### What you should do
Go through the records underneath and write each one out again exactly.

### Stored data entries
+++

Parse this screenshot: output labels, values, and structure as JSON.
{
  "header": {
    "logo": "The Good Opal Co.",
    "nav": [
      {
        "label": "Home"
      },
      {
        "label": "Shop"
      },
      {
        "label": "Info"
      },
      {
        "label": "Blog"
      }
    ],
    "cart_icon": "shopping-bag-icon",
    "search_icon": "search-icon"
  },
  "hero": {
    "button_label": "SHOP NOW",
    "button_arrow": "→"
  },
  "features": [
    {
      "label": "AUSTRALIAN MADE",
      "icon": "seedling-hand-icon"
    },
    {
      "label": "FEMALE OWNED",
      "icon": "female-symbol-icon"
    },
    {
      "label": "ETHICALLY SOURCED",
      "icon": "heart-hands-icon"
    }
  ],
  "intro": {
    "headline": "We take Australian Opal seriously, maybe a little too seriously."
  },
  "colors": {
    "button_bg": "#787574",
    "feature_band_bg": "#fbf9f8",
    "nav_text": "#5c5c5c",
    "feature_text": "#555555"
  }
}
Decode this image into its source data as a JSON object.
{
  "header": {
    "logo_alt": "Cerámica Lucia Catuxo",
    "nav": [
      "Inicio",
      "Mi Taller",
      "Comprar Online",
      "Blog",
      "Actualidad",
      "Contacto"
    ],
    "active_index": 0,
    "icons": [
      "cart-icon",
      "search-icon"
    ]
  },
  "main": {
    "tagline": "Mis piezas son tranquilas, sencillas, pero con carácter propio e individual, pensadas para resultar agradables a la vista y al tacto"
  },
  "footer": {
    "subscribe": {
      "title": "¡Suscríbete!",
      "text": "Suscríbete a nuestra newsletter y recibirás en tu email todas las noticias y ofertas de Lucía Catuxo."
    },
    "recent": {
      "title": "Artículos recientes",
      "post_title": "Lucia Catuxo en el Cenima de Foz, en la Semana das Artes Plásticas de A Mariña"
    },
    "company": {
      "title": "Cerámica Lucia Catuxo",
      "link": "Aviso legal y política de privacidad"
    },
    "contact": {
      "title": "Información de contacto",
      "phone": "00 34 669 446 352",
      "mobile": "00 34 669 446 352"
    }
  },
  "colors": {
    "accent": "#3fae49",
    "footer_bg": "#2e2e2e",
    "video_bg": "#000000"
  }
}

+++

### Expected output
Parse this screenshot: output labels, values, and structure as JSON.
{
  "header": {
    "logo": "The Good Opal Co.",
    "nav": [
      {
        "label": "Home"
      },
      {
        "label": "Shop"
      },
      {
        "label": "Info"
      },
      {
        "label": "Blog"
      }
    ],
    "cart_icon": "shopping-bag-icon",
    "search_icon": "search-icon"
  },
  "hero": {
    "button_label": "SHOP NOW",
    "button_arrow": "→"
  },
  "features": [
    {
      "label": "AUSTRALIAN MADE",
      "icon": "seedling-hand-icon"
    },
    {
      "label": "FEMALE OWNED",
      "icon": "female-symbol-icon"
    },
    {
      "label": "ETHICALLY SOURCED",
      "icon": "heart-hands-icon"
    }
  ],
  "intro": {
    "headline": "We take Australian Opal seriously, maybe a little too seriously."
  },
  "colors": {
    "button_bg": "#787574",
    "feature_band_bg": "#fbf9f8",
    "nav_text": "#5c5c5c",
    "feature_text": "#555555"
  }
}
Decode this image into its source data as a JSON object.
{
  "header": {
    "logo_alt": "Cerámica Lucia Catuxo",
    "nav": [
      "Inicio",
      "Mi Taller",
      "Comprar Online",
      "Blog",
      "Actualidad",
      "Contacto"
    ],
    "active_index": 0,
    "icons": [
      "cart-icon",
      "search-icon"
    ]
  },
  "main": {
    "tagline": "Mis piezas son tranquilas, sencillas, pero con carácter propio e individual, pensadas para resultar agradables a la vista y al tacto"
  },
  "footer": {
    "subscribe": {
      "title": "¡Suscríbete!",
      "text": "Suscríbete a nuestra newsletter y recibirás en tu email todas las noticias y ofertas de Lucía Catuxo."
    },
    "recent": {
      "title": "Artículos recientes",
      "post_title": "Lucia Catuxo en el Cenima de Foz, en la Semana das Artes Plásticas de A Mariña"
    },
    "company": {
      "title": "Cerámica Lucia Catuxo",
      "link": "Aviso legal y política de privacidad"
    },
    "contact": {
      "title": "Información de contacto",
      "phone": "00 34 669 446 352",
      "mobile": "00 34 669 446 352"
    }
  },
  "colors": {
    "accent": "#3fae49",
    "footer_bg": "#2e2e2e",
    "video_bg": "#000000"
  }
}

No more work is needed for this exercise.